SET PROBLEM: Please write out the material that follows, exactly as it stands.

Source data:
-*-*-
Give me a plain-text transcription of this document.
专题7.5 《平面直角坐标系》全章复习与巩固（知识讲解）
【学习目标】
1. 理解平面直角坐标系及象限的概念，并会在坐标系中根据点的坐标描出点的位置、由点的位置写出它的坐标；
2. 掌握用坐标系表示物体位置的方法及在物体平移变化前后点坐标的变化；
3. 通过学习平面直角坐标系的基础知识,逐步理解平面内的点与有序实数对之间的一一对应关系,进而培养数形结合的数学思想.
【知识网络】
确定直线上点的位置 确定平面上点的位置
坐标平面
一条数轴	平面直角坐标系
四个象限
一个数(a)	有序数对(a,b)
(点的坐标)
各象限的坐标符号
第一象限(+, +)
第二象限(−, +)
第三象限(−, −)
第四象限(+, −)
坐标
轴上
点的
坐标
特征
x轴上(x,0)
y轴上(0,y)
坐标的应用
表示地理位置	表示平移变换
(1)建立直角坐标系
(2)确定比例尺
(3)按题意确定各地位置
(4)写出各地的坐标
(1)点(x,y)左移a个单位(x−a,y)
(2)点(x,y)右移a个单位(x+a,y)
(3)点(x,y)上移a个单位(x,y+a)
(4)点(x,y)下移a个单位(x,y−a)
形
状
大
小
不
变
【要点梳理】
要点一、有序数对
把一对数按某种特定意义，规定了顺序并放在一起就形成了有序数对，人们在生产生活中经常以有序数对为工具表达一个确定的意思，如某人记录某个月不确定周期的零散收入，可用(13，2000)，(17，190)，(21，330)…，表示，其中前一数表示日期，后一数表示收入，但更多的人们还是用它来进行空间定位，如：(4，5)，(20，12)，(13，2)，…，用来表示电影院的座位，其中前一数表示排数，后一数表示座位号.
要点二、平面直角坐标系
-*-*-
EXERCISE SOLUTION:
Give me a plain-text transcription of this document.
专题7.5 《平面直角坐标系》全章复习与巩固（知识讲解）
【学习目标】
1. 理解平面直角坐标系及象限的概念，并会在坐标系中根据点的坐标描出点的位置、由点的位置写出它的坐标；
2. 掌握用坐标系表示物体位置的方法及在物体平移变化前后点坐标的变化；
3. 通过学习平面直角坐标系的基础知识,逐步理解平面内的点与有序实数对之间的一一对应关系,进而培养数形结合的数学思想.
【知识网络】
确定直线上点的位置 确定平面上点的位置
坐标平面
一条数轴	平面直角坐标系
四个象限
一个数(a)	有序数对(a,b)
(点的坐标)
各象限的坐标符号
第一象限(+, +)
第二象限(−, +)
第三象限(−, −)
第四象限(+, −)
坐标
轴上
点的
坐标
特征
x轴上(x,0)
y轴上(0,y)
坐标的应用
表示地理位置	表示平移变换
(1)建立直角坐标系
(2)确定比例尺
(3)按题意确定各地位置
(4)写出各地的坐标
(1)点(x,y)左移a个单位(x−a,y)
(2)点(x,y)右移a个单位(x+a,y)
(3)点(x,y)上移a个单位(x,y+a)
(4)点(x,y)下移a个单位(x,y−a)
形
状
大
小
不
变
【要点梳理】
要点一、有序数对
把一对数按某种特定意义，规定了顺序并放在一起就形成了有序数对，人们在生产生活中经常以有序数对为工具表达一个确定的意思，如某人记录某个月不确定周期的零散收入，可用(13，2000)，(17，190)，(21，330)…，表示，其中前一数表示日期，后一数表示收入，但更多的人们还是用它来进行空间定位，如：(4，5)，(20，12)，(13，2)，…，用来表示电影院的座位，其中前一数表示排数，后一数表示座位号.
要点二、平面直角坐标系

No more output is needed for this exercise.